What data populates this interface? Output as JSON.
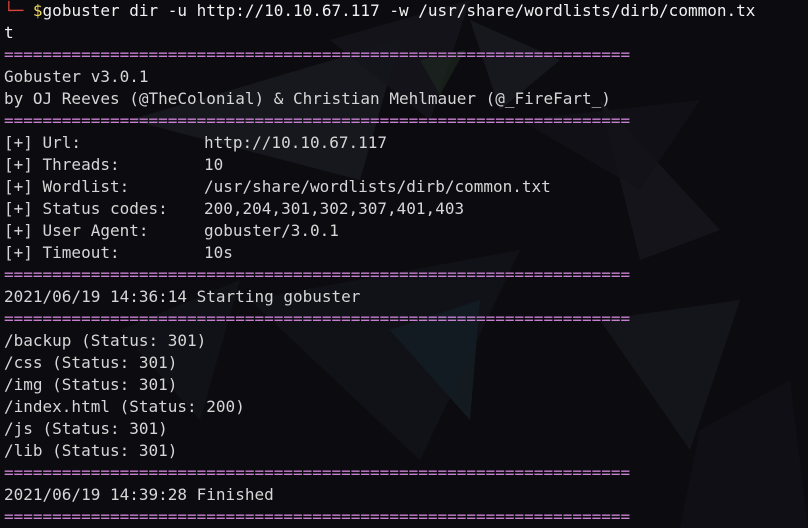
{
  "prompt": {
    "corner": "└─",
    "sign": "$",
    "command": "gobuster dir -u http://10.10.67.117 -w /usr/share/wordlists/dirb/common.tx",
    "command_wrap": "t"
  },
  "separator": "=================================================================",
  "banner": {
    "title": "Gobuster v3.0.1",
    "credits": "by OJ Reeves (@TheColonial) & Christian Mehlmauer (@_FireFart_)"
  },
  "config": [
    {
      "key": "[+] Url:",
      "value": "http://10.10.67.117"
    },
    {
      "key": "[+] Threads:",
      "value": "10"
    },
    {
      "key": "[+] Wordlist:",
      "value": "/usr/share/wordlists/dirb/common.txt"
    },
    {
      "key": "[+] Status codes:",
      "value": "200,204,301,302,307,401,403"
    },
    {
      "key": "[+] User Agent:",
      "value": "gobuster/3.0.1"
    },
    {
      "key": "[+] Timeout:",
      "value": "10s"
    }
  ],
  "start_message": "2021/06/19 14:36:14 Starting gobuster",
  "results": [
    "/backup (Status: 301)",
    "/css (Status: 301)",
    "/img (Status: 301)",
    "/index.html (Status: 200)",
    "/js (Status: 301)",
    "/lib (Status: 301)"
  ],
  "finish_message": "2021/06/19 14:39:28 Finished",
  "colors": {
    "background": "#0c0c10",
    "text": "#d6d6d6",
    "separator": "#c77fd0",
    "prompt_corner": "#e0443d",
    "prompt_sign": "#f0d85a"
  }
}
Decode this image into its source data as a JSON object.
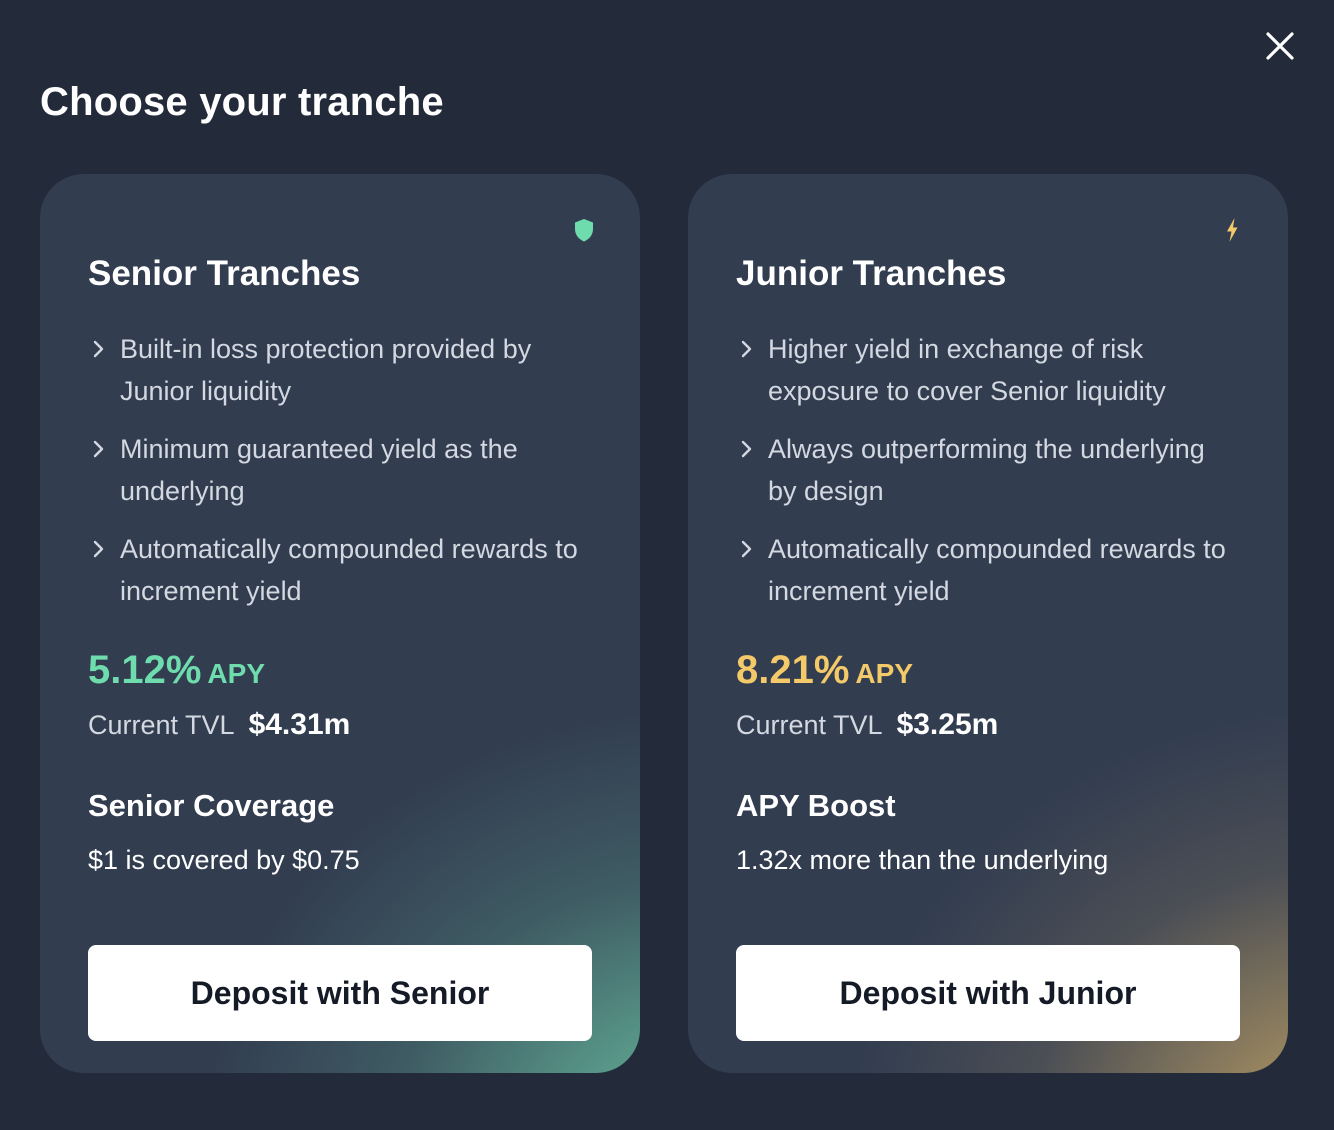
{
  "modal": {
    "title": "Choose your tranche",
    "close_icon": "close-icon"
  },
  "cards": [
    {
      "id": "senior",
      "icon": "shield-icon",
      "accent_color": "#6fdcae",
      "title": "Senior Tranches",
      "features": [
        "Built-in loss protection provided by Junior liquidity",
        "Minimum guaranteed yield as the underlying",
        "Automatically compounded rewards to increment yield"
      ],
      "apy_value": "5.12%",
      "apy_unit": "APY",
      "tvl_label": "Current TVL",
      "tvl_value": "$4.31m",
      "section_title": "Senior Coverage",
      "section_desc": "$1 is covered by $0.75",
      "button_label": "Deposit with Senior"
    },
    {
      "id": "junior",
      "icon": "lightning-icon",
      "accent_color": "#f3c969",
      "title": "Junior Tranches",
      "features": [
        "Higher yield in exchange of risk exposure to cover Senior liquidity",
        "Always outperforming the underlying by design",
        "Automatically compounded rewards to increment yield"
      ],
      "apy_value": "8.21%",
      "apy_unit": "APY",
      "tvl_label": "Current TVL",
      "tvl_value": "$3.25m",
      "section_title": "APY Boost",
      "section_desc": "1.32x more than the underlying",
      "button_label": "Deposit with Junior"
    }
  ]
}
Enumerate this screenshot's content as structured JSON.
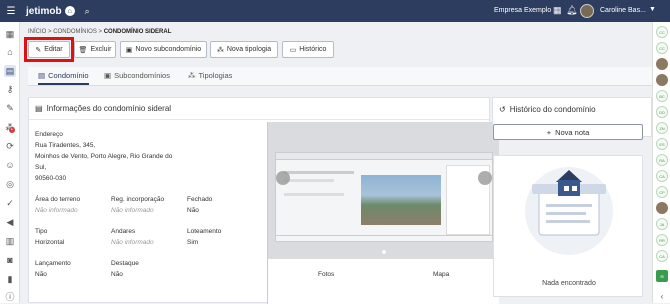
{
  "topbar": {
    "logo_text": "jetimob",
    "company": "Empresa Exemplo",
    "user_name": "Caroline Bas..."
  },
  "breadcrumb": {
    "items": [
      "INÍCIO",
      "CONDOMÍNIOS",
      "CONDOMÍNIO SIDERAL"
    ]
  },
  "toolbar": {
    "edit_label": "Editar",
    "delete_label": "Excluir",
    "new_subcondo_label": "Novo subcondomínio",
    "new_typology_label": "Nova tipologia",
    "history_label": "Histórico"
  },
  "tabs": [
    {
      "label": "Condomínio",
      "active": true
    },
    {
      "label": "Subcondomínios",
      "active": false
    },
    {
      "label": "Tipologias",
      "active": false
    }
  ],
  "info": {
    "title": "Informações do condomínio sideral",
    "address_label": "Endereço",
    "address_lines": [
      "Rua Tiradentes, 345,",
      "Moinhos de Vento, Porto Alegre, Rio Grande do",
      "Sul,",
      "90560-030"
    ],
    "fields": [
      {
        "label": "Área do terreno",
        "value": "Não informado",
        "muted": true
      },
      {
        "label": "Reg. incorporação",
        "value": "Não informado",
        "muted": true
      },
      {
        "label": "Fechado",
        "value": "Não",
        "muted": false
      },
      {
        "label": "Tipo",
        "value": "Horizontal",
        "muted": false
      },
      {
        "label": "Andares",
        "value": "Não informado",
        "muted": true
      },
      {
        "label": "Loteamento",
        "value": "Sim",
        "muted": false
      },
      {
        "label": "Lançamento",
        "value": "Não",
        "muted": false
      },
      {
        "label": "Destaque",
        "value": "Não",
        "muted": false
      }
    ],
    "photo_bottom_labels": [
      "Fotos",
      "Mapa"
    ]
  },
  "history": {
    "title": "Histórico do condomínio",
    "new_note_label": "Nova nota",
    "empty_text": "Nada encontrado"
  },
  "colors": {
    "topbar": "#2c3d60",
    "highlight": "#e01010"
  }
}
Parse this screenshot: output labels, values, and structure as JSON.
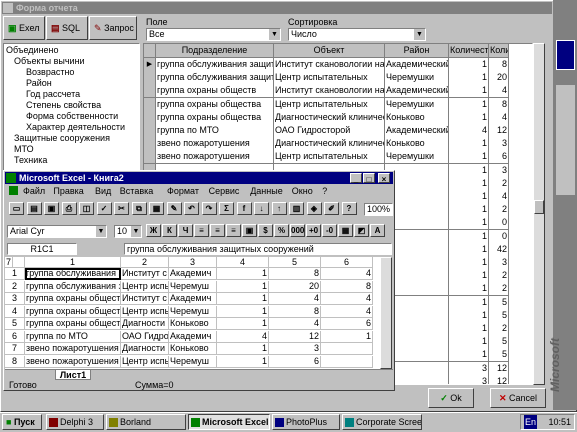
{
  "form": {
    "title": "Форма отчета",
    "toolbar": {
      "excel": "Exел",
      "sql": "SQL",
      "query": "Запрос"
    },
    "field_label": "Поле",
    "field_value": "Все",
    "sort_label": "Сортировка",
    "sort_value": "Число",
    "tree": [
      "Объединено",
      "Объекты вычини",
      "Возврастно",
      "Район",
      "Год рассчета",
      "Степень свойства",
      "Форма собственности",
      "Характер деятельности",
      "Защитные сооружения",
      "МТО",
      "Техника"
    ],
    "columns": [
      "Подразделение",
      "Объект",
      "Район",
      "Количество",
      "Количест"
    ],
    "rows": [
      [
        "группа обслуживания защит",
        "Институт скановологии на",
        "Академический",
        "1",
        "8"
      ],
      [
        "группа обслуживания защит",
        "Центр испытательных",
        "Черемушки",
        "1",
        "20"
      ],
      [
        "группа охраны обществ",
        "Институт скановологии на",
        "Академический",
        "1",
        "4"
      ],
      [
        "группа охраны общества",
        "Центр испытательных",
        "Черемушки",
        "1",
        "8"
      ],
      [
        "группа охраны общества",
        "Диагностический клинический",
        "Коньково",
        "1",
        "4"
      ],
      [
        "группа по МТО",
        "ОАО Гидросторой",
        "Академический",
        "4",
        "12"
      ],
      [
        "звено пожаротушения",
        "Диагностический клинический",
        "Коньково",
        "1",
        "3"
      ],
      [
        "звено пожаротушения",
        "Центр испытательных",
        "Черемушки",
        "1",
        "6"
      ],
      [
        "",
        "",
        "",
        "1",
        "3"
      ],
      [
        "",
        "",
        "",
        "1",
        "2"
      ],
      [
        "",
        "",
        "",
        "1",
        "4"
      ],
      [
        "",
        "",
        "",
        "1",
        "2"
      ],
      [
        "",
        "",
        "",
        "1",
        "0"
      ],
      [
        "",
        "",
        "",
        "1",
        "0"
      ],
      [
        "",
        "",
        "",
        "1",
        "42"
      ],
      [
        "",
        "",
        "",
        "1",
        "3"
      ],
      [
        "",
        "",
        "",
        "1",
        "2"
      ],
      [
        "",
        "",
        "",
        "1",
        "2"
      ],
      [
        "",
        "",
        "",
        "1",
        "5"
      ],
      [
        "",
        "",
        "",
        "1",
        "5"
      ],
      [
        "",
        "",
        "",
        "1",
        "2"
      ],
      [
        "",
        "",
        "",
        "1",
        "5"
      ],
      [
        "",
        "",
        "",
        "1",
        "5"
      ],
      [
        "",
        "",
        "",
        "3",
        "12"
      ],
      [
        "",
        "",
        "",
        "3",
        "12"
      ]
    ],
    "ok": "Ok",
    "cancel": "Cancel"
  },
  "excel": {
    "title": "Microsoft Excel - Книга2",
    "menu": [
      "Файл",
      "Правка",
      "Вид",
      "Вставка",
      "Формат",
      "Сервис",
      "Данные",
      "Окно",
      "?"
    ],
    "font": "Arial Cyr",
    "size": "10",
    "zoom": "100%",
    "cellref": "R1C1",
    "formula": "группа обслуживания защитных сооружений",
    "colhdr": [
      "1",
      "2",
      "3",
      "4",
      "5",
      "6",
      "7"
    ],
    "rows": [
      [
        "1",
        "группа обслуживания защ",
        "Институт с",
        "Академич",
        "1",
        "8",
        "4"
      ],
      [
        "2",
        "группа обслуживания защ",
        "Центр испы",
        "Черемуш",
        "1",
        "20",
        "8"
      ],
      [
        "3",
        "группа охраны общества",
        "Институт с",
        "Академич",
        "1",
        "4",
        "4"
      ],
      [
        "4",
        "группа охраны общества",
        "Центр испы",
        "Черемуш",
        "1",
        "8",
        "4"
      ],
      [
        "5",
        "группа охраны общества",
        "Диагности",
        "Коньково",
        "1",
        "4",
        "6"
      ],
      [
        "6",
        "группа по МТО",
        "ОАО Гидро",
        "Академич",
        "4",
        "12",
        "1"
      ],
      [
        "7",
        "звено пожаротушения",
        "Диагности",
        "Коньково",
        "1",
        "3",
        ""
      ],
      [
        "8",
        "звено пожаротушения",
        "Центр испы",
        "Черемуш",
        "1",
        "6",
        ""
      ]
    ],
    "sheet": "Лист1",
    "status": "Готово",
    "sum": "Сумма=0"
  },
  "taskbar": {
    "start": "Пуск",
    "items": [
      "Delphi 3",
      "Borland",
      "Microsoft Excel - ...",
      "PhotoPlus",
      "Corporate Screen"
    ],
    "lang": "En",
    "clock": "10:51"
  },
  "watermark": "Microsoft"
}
..............................
**EXERCISE REQUIREMENTS**
Find the word "with" and list each line it appears in.

**WRITTEN RESPONSE**
      "button_label": "Deposit with Senior"
      "button_label": "Deposit with Junior"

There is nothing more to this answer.